# Listed entries start
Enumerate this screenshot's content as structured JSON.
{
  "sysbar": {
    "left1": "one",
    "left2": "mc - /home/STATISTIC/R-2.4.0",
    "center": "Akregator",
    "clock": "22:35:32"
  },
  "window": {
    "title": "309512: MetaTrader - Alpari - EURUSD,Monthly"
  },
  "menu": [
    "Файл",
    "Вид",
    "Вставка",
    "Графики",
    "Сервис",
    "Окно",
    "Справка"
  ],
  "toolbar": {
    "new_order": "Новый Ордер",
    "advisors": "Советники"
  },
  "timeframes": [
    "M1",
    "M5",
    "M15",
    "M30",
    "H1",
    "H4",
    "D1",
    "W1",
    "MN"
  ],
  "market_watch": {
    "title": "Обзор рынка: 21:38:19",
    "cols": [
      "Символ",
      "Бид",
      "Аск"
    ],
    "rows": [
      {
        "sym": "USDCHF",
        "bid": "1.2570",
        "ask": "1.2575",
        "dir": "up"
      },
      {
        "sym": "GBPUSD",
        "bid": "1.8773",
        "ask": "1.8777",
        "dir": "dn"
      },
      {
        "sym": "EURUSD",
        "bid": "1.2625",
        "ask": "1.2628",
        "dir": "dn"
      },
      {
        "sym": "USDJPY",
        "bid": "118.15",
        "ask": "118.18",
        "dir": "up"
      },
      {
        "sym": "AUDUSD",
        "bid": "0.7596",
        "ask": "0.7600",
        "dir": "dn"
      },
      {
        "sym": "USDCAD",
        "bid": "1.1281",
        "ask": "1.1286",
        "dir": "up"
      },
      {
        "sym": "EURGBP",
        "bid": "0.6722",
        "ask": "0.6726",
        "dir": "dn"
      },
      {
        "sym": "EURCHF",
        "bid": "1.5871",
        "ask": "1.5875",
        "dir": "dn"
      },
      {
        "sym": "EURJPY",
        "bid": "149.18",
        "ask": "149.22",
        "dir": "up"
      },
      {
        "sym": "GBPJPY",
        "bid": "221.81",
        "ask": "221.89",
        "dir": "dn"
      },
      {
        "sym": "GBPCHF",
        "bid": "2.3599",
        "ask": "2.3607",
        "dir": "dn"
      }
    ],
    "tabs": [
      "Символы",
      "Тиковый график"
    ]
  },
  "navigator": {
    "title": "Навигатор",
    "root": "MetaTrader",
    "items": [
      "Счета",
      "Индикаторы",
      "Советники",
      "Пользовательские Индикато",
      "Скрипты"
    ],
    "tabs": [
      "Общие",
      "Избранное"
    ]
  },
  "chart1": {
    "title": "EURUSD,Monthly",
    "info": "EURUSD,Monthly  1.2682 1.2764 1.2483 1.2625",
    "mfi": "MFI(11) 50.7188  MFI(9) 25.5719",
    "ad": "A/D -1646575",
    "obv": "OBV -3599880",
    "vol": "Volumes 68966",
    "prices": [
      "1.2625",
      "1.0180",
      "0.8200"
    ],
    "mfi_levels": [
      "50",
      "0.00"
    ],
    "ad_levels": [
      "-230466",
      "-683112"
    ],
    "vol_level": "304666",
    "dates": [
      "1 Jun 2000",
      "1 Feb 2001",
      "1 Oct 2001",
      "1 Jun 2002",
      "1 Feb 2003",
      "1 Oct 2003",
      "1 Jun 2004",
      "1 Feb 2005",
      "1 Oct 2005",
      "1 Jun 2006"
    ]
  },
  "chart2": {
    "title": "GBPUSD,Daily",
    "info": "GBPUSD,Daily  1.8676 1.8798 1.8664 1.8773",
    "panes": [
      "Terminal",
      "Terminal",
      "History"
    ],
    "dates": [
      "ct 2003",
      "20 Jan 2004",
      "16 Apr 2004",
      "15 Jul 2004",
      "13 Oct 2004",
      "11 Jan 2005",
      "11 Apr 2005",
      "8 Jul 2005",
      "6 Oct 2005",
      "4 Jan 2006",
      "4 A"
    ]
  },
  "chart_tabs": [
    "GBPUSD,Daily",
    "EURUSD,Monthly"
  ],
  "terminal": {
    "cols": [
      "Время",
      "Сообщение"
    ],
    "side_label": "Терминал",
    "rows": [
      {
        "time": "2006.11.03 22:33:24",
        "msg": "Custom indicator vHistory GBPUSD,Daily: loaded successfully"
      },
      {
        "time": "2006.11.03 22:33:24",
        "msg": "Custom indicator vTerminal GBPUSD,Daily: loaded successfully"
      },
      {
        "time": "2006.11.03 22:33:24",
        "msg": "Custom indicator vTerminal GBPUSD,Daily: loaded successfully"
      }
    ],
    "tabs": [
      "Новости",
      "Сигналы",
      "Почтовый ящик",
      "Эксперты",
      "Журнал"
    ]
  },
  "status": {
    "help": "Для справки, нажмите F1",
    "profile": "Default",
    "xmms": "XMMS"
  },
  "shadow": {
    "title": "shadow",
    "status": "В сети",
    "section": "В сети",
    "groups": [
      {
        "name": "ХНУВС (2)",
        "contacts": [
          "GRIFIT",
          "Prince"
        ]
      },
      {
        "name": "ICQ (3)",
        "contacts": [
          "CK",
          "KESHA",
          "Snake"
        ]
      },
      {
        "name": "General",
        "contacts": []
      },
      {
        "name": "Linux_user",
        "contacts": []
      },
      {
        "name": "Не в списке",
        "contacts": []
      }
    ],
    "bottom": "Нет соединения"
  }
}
# Listed entries end
The exercise:
Identify the lines in the entries that hold "GBPUSD" and return each one.

Expected answer:
        "sym": "GBPUSD",
    "title": "GBPUSD,Daily",
    "info": "GBPUSD,Daily  1.8676 1.8798 1.8664 1.8773",
    "GBPUSD,Daily",
        "msg": "Custom indicator vHistory GBPUSD,Daily: loaded successfully"
        "msg": "Custom indicator vTerminal GBPUSD,Daily: loaded successfully"
        "msg": "Custom indicator vTerminal GBPUSD,Daily: loaded successfully"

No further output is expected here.